▸ **What is needed**
Copy each line below without leaving any out.

▸ **Records to use**
◇ ◇ ◇

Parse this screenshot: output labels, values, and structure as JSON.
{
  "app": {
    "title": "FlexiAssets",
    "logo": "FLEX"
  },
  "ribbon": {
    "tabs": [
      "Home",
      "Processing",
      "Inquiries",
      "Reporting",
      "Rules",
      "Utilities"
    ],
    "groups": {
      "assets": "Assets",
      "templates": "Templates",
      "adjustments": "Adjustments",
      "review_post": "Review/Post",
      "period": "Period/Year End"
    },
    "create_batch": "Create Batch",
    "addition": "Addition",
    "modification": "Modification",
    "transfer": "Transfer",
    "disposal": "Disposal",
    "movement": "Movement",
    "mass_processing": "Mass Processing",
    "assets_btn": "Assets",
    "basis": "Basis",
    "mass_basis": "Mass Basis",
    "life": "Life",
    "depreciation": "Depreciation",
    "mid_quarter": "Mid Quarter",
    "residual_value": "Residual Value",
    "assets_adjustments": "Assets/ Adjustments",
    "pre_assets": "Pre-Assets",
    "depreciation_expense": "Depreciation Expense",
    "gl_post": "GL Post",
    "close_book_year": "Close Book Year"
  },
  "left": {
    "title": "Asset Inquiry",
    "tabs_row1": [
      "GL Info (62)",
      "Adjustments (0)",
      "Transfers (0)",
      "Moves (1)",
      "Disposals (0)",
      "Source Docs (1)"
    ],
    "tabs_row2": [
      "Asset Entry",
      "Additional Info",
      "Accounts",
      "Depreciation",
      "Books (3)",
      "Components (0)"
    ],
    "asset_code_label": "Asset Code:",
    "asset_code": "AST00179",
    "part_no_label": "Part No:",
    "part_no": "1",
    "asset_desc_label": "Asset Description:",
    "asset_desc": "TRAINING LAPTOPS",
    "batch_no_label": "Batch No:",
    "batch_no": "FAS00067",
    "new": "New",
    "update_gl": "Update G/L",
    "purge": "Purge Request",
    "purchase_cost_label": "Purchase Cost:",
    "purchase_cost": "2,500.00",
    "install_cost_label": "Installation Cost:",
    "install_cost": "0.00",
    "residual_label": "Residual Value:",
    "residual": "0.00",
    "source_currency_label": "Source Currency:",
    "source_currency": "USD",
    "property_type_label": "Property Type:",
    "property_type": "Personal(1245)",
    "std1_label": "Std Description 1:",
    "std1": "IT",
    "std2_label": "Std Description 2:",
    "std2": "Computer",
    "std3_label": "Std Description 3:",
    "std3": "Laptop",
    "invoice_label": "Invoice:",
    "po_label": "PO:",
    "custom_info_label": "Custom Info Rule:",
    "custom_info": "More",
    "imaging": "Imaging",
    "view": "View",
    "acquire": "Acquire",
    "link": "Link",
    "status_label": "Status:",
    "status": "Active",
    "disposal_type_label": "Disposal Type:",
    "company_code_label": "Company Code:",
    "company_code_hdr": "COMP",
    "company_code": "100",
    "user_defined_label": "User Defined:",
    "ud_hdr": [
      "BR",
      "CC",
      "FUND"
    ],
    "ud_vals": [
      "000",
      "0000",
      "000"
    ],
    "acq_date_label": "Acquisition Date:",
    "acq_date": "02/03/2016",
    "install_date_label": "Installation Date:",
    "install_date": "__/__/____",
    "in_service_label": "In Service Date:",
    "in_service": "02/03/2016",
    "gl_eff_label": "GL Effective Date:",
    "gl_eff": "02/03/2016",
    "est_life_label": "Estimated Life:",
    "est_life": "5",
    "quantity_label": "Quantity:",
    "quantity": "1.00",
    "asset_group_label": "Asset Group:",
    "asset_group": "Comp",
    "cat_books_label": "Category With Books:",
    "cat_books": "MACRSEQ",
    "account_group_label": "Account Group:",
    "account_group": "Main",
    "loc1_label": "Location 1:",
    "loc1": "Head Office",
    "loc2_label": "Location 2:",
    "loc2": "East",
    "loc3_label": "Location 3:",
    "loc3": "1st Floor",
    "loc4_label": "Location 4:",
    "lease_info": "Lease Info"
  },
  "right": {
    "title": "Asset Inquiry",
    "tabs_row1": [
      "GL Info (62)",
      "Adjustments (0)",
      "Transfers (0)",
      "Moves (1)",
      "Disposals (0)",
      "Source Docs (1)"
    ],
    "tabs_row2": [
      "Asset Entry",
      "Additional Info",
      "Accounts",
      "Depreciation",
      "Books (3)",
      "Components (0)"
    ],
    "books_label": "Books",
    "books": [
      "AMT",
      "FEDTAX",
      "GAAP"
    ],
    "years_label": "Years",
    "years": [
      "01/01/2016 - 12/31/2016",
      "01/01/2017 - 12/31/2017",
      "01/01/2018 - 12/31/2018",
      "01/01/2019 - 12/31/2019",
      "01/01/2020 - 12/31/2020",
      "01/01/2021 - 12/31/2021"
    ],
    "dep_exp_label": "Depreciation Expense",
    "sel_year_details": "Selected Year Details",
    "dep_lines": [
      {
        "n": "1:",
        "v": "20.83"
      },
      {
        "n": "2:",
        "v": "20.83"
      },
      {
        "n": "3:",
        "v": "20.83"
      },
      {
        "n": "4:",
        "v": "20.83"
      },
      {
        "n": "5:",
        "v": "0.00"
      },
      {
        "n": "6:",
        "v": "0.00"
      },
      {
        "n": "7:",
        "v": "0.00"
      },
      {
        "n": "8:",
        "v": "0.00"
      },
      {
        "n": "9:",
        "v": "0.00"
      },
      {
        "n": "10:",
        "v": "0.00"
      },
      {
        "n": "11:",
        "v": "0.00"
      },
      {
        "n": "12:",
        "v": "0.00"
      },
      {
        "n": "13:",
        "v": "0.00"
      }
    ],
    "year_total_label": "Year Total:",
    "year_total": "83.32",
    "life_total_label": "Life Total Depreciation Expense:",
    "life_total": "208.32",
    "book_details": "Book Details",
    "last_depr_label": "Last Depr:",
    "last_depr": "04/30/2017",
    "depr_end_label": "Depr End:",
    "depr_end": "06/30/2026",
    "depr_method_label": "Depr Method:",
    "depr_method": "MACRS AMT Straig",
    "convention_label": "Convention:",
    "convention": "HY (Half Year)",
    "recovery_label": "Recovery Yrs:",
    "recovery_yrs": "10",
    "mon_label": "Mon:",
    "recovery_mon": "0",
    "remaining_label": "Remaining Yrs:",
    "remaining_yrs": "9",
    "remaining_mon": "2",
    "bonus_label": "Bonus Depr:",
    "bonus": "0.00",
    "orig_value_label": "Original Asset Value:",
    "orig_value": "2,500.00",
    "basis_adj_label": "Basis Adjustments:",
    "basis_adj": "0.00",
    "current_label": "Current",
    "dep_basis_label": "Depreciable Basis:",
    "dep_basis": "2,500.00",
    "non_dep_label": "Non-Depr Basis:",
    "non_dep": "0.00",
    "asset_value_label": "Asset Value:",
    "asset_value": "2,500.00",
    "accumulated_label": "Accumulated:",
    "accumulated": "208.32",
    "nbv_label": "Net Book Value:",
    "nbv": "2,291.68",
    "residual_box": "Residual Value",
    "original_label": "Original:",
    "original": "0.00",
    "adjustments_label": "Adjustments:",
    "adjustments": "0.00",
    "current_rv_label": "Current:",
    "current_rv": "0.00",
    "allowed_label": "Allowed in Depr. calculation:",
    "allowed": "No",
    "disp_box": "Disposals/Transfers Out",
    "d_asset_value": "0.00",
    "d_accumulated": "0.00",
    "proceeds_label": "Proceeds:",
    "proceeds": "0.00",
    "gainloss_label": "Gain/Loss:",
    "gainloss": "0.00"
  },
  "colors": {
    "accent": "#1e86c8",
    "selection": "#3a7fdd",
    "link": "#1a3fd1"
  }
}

◇ ◇ ◇

▸ **Exercise solution**
Parse this screenshot: output labels, values, and structure as JSON.
{
  "app": {
    "title": "FlexiAssets",
    "logo": "FLEX"
  },
  "ribbon": {
    "tabs": [
      "Home",
      "Processing",
      "Inquiries",
      "Reporting",
      "Rules",
      "Utilities"
    ],
    "groups": {
      "assets": "Assets",
      "templates": "Templates",
      "adjustments": "Adjustments",
      "review_post": "Review/Post",
      "period": "Period/Year End"
    },
    "create_batch": "Create Batch",
    "addition": "Addition",
    "modification": "Modification",
    "transfer": "Transfer",
    "disposal": "Disposal",
    "movement": "Movement",
    "mass_processing": "Mass Processing",
    "assets_btn": "Assets",
    "basis": "Basis",
    "mass_basis": "Mass Basis",
    "life": "Life",
    "depreciation": "Depreciation",
    "mid_quarter": "Mid Quarter",
    "residual_value": "Residual Value",
    "assets_adjustments": "Assets/ Adjustments",
    "pre_assets": "Pre-Assets",
    "depreciation_expense": "Depreciation Expense",
    "gl_post": "GL Post",
    "close_book_year": "Close Book Year"
  },
  "left": {
    "title": "Asset Inquiry",
    "tabs_row1": [
      "GL Info (62)",
      "Adjustments (0)",
      "Transfers (0)",
      "Moves (1)",
      "Disposals (0)",
      "Source Docs (1)"
    ],
    "tabs_row2": [
      "Asset Entry",
      "Additional Info",
      "Accounts",
      "Depreciation",
      "Books (3)",
      "Components (0)"
    ],
    "asset_code_label": "Asset Code:",
    "asset_code": "AST00179",
    "part_no_label": "Part No:",
    "part_no": "1",
    "asset_desc_label": "Asset Description:",
    "asset_desc": "TRAINING LAPTOPS",
    "batch_no_label": "Batch No:",
    "batch_no": "FAS00067",
    "new": "New",
    "update_gl": "Update G/L",
    "purge": "Purge Request",
    "purchase_cost_label": "Purchase Cost:",
    "purchase_cost": "2,500.00",
    "install_cost_label": "Installation Cost:",
    "install_cost": "0.00",
    "residual_label": "Residual Value:",
    "residual": "0.00",
    "source_currency_label": "Source Currency:",
    "source_currency": "USD",
    "property_type_label": "Property Type:",
    "property_type": "Personal(1245)",
    "std1_label": "Std Description 1:",
    "std1": "IT",
    "std2_label": "Std Description 2:",
    "std2": "Computer",
    "std3_label": "Std Description 3:",
    "std3": "Laptop",
    "invoice_label": "Invoice:",
    "po_label": "PO:",
    "custom_info_label": "Custom Info Rule:",
    "custom_info": "More",
    "imaging": "Imaging",
    "view": "View",
    "acquire": "Acquire",
    "link": "Link",
    "status_label": "Status:",
    "status": "Active",
    "disposal_type_label": "Disposal Type:",
    "company_code_label": "Company Code:",
    "company_code_hdr": "COMP",
    "company_code": "100",
    "user_defined_label": "User Defined:",
    "ud_hdr": [
      "BR",
      "CC",
      "FUND"
    ],
    "ud_vals": [
      "000",
      "0000",
      "000"
    ],
    "acq_date_label": "Acquisition Date:",
    "acq_date": "02/03/2016",
    "install_date_label": "Installation Date:",
    "install_date": "__/__/____",
    "in_service_label": "In Service Date:",
    "in_service": "02/03/2016",
    "gl_eff_label": "GL Effective Date:",
    "gl_eff": "02/03/2016",
    "est_life_label": "Estimated Life:",
    "est_life": "5",
    "quantity_label": "Quantity:",
    "quantity": "1.00",
    "asset_group_label": "Asset Group:",
    "asset_group": "Comp",
    "cat_books_label": "Category With Books:",
    "cat_books": "MACRSEQ",
    "account_group_label": "Account Group:",
    "account_group": "Main",
    "loc1_label": "Location 1:",
    "loc1": "Head Office",
    "loc2_label": "Location 2:",
    "loc2": "East",
    "loc3_label": "Location 3:",
    "loc3": "1st Floor",
    "loc4_label": "Location 4:",
    "lease_info": "Lease Info"
  },
  "right": {
    "title": "Asset Inquiry",
    "tabs_row1": [
      "GL Info (62)",
      "Adjustments (0)",
      "Transfers (0)",
      "Moves (1)",
      "Disposals (0)",
      "Source Docs (1)"
    ],
    "tabs_row2": [
      "Asset Entry",
      "Additional Info",
      "Accounts",
      "Depreciation",
      "Books (3)",
      "Components (0)"
    ],
    "books_label": "Books",
    "books": [
      "AMT",
      "FEDTAX",
      "GAAP"
    ],
    "years_label": "Years",
    "years": [
      "01/01/2016 - 12/31/2016",
      "01/01/2017 - 12/31/2017",
      "01/01/2018 - 12/31/2018",
      "01/01/2019 - 12/31/2019",
      "01/01/2020 - 12/31/2020",
      "01/01/2021 - 12/31/2021"
    ],
    "dep_exp_label": "Depreciation Expense",
    "sel_year_details": "Selected Year Details",
    "dep_lines": [
      {
        "n": "1:",
        "v": "20.83"
      },
      {
        "n": "2:",
        "v": "20.83"
      },
      {
        "n": "3:",
        "v": "20.83"
      },
      {
        "n": "4:",
        "v": "20.83"
      },
      {
        "n": "5:",
        "v": "0.00"
      },
      {
        "n": "6:",
        "v": "0.00"
      },
      {
        "n": "7:",
        "v": "0.00"
      },
      {
        "n": "8:",
        "v": "0.00"
      },
      {
        "n": "9:",
        "v": "0.00"
      },
      {
        "n": "10:",
        "v": "0.00"
      },
      {
        "n": "11:",
        "v": "0.00"
      },
      {
        "n": "12:",
        "v": "0.00"
      },
      {
        "n": "13:",
        "v": "0.00"
      }
    ],
    "year_total_label": "Year Total:",
    "year_total": "83.32",
    "life_total_label": "Life Total Depreciation Expense:",
    "life_total": "208.32",
    "book_details": "Book Details",
    "last_depr_label": "Last Depr:",
    "last_depr": "04/30/2017",
    "depr_end_label": "Depr End:",
    "depr_end": "06/30/2026",
    "depr_method_label": "Depr Method:",
    "depr_method": "MACRS AMT Straig",
    "convention_label": "Convention:",
    "convention": "HY (Half Year)",
    "recovery_label": "Recovery Yrs:",
    "recovery_yrs": "10",
    "mon_label": "Mon:",
    "recovery_mon": "0",
    "remaining_label": "Remaining Yrs:",
    "remaining_yrs": "9",
    "remaining_mon": "2",
    "bonus_label": "Bonus Depr:",
    "bonus": "0.00",
    "orig_value_label": "Original Asset Value:",
    "orig_value": "2,500.00",
    "basis_adj_label": "Basis Adjustments:",
    "basis_adj": "0.00",
    "current_label": "Current",
    "dep_basis_label": "Depreciable Basis:",
    "dep_basis": "2,500.00",
    "non_dep_label": "Non-Depr Basis:",
    "non_dep": "0.00",
    "asset_value_label": "Asset Value:",
    "asset_value": "2,500.00",
    "accumulated_label": "Accumulated:",
    "accumulated": "208.32",
    "nbv_label": "Net Book Value:",
    "nbv": "2,291.68",
    "residual_box": "Residual Value",
    "original_label": "Original:",
    "original": "0.00",
    "adjustments_label": "Adjustments:",
    "adjustments": "0.00",
    "current_rv_label": "Current:",
    "current_rv": "0.00",
    "allowed_label": "Allowed in Depr. calculation:",
    "allowed": "No",
    "disp_box": "Disposals/Transfers Out",
    "d_asset_value": "0.00",
    "d_accumulated": "0.00",
    "proceeds_label": "Proceeds:",
    "proceeds": "0.00",
    "gainloss_label": "Gain/Loss:",
    "gainloss": "0.00"
  },
  "colors": {
    "accent": "#1e86c8",
    "selection": "#3a7fdd",
    "link": "#1a3fd1"
  }
}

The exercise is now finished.